### WHAT IS ASKED
Copy the data precisely, keeping every character.

### RECORDS SUPPLIED
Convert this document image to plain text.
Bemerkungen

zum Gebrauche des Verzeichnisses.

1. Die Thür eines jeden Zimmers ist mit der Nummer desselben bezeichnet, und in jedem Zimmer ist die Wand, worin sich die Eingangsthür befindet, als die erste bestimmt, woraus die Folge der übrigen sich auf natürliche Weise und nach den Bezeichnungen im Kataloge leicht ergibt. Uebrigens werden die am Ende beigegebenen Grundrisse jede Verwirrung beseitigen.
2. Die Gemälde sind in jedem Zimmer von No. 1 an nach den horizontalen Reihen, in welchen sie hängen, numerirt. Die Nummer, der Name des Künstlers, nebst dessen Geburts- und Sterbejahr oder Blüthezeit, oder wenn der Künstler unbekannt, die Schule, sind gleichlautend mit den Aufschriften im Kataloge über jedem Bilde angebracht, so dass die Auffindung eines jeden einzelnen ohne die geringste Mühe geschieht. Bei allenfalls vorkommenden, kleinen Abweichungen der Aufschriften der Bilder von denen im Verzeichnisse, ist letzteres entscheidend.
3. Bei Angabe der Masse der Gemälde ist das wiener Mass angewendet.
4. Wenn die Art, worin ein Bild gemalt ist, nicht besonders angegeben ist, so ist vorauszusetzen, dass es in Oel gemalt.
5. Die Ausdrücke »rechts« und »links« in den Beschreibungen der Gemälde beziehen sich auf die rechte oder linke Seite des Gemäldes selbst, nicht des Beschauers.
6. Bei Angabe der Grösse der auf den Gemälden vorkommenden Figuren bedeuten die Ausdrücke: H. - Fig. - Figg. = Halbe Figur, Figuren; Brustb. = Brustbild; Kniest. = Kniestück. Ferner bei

### OUTPUT
Convert this document image to plain text.
Bemerkungen

zum Gebrauche des Verzeichnisses.

1. Die Thür eines jeden Zimmers ist mit der Nummer desselben bezeichnet, und in jedem Zimmer ist die Wand, worin sich die Eingangsthür befindet, als die erste bestimmt, woraus die Folge der übrigen sich auf natürliche Weise und nach den Bezeichnungen im Kataloge leicht ergibt. Uebrigens werden die am Ende beigegebenen Grundrisse jede Verwirrung beseitigen.
2. Die Gemälde sind in jedem Zimmer von No. 1 an nach den horizontalen Reihen, in welchen sie hängen, numerirt. Die Nummer, der Name des Künstlers, nebst dessen Geburts- und Sterbejahr oder Blüthezeit, oder wenn der Künstler unbekannt, die Schule, sind gleichlautend mit den Aufschriften im Kataloge über jedem Bilde angebracht, so dass die Auffindung eines jeden einzelnen ohne die geringste Mühe geschieht. Bei allenfalls vorkommenden, kleinen Abweichungen der Aufschriften der Bilder von denen im Verzeichnisse, ist letzteres entscheidend.
3. Bei Angabe der Masse der Gemälde ist das wiener Mass angewendet.
4. Wenn die Art, worin ein Bild gemalt ist, nicht besonders angegeben ist, so ist vorauszusetzen, dass es in Oel gemalt.
5. Die Ausdrücke »rechts« und »links« in den Beschreibungen der Gemälde beziehen sich auf die rechte oder linke Seite des Gemäldes selbst, nicht des Beschauers.
6. Bei Angabe der Grösse der auf den Gemälden vorkommenden Figuren bedeuten die Ausdrücke: H. - Fig. - Figg. = Halbe Figur, Figuren; Brustb. = Brustbild; Kniest. = Kniestück. Ferner bei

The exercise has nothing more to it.